→ What the task asks
What follows is a listing; restate every line of it word for word.

··· Material for this task ···

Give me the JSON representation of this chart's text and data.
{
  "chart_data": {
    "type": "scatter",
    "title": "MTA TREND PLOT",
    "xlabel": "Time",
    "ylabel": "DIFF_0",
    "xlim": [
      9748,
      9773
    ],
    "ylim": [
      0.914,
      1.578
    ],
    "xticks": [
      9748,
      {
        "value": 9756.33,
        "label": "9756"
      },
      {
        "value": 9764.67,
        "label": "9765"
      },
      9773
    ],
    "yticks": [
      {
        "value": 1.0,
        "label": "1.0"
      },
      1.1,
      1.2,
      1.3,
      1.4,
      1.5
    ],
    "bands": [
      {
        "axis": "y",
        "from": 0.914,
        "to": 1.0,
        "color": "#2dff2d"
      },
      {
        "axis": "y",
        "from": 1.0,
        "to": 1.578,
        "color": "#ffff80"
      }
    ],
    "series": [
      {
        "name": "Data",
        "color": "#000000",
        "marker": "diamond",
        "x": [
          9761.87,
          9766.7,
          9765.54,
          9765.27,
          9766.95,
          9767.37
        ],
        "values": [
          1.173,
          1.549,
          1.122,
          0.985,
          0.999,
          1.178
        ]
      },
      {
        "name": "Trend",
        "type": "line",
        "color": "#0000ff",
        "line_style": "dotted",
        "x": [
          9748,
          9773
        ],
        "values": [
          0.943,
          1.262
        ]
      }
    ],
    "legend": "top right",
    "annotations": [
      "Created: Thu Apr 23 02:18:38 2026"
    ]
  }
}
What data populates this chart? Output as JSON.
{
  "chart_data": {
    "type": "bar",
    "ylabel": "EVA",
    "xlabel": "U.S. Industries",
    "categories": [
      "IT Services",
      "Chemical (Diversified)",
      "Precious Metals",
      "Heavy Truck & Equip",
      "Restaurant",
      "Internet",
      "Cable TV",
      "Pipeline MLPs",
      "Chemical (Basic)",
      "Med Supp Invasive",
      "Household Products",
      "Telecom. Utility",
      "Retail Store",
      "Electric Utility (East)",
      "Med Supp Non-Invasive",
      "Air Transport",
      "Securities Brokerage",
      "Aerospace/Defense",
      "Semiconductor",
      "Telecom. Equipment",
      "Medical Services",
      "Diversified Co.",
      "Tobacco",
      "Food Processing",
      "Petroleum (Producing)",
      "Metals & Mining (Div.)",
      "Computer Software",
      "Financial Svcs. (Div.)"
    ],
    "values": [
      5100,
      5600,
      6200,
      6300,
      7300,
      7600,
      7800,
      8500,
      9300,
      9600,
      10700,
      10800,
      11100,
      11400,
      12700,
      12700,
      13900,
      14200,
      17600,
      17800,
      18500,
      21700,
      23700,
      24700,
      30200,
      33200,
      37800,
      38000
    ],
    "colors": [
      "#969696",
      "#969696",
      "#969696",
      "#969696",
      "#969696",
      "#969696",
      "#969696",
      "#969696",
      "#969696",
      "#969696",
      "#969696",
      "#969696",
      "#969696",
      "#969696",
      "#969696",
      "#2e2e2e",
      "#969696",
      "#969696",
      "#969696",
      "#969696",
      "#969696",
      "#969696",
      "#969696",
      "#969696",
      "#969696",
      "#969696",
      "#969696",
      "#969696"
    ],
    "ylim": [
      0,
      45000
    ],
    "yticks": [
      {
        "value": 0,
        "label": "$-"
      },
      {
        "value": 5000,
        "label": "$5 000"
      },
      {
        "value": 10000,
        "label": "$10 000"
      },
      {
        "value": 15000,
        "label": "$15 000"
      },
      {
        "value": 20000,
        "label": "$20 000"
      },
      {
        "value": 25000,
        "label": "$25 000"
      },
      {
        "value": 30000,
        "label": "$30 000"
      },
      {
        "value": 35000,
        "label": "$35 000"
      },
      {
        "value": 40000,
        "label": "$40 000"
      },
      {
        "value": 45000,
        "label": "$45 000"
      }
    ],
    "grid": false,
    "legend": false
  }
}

···

→ Written solution
Give me the JSON representation of this chart's text and data.
{
  "chart_data": {
    "type": "scatter",
    "title": "MTA TREND PLOT",
    "xlabel": "Time",
    "ylabel": "DIFF_0",
    "xlim": [
      9748,
      9773
    ],
    "ylim": [
      0.914,
      1.578
    ],
    "xticks": [
      9748,
      {
        "value": 9756.33,
        "label": "9756"
      },
      {
        "value": 9764.67,
        "label": "9765"
      },
      9773
    ],
    "yticks": [
      {
        "value": 1.0,
        "label": "1.0"
      },
      1.1,
      1.2,
      1.3,
      1.4,
      1.5
    ],
    "bands": [
      {
        "axis": "y",
        "from": 0.914,
        "to": 1.0,
        "color": "#2dff2d"
      },
      {
        "axis": "y",
        "from": 1.0,
        "to": 1.578,
        "color": "#ffff80"
      }
    ],
    "series": [
      {
        "name": "Data",
        "color": "#000000",
        "marker": "diamond",
        "x": [
          9761.87,
          9766.7,
          9765.54,
          9765.27,
          9766.95,
          9767.37
        ],
        "values": [
          1.173,
          1.549,
          1.122,
          0.985,
          0.999,
          1.178
        ]
      },
      {
        "name": "Trend",
        "type": "line",
        "color": "#0000ff",
        "line_style": "dotted",
        "x": [
          9748,
          9773
        ],
        "values": [
          0.943,
          1.262
        ]
      }
    ],
    "legend": "top right",
    "annotations": [
      "Created: Thu Apr 23 02:18:38 2026"
    ]
  }
}
What data populates this chart? Output as JSON.
{
  "chart_data": {
    "type": "bar",
    "ylabel": "EVA",
    "xlabel": "U.S. Industries",
    "categories": [
      "IT Services",
      "Chemical (Diversified)",
      "Precious Metals",
      "Heavy Truck & Equip",
      "Restaurant",
      "Internet",
      "Cable TV",
      "Pipeline MLPs",
      "Chemical (Basic)",
      "Med Supp Invasive",
      "Household Products",
      "Telecom. Utility",
      "Retail Store",
      "Electric Utility (East)",
      "Med Supp Non-Invasive",
      "Air Transport",
      "Securities Brokerage",
      "Aerospace/Defense",
      "Semiconductor",
      "Telecom. Equipment",
      "Medical Services",
      "Diversified Co.",
      "Tobacco",
      "Food Processing",
      "Petroleum (Producing)",
      "Metals & Mining (Div.)",
      "Computer Software",
      "Financial Svcs. (Div.)"
    ],
    "values": [
      5100,
      5600,
      6200,
      6300,
      7300,
      7600,
      7800,
      8500,
      9300,
      9600,
      10700,
      10800,
      11100,
      11400,
      12700,
      12700,
      13900,
      14200,
      17600,
      17800,
      18500,
      21700,
      23700,
      24700,
      30200,
      33200,
      37800,
      38000
    ],
    "colors": [
      "#969696",
      "#969696",
      "#969696",
      "#969696",
      "#969696",
      "#969696",
      "#969696",
      "#969696",
      "#969696",
      "#969696",
      "#969696",
      "#969696",
      "#969696",
      "#969696",
      "#969696",
      "#2e2e2e",
      "#969696",
      "#969696",
      "#969696",
      "#969696",
      "#969696",
      "#969696",
      "#969696",
      "#969696",
      "#969696",
      "#969696",
      "#969696",
      "#969696"
    ],
    "ylim": [
      0,
      45000
    ],
    "yticks": [
      {
        "value": 0,
        "label": "$-"
      },
      {
        "value": 5000,
        "label": "$5 000"
      },
      {
        "value": 10000,
        "label": "$10 000"
      },
      {
        "value": 15000,
        "label": "$15 000"
      },
      {
        "value": 20000,
        "label": "$20 000"
      },
      {
        "value": 25000,
        "label": "$25 000"
      },
      {
        "value": 30000,
        "label": "$30 000"
      },
      {
        "value": 35000,
        "label": "$35 000"
      },
      {
        "value": 40000,
        "label": "$40 000"
      },
      {
        "value": 45000,
        "label": "$45 000"
      }
    ],
    "grid": false,
    "legend": false
  }
}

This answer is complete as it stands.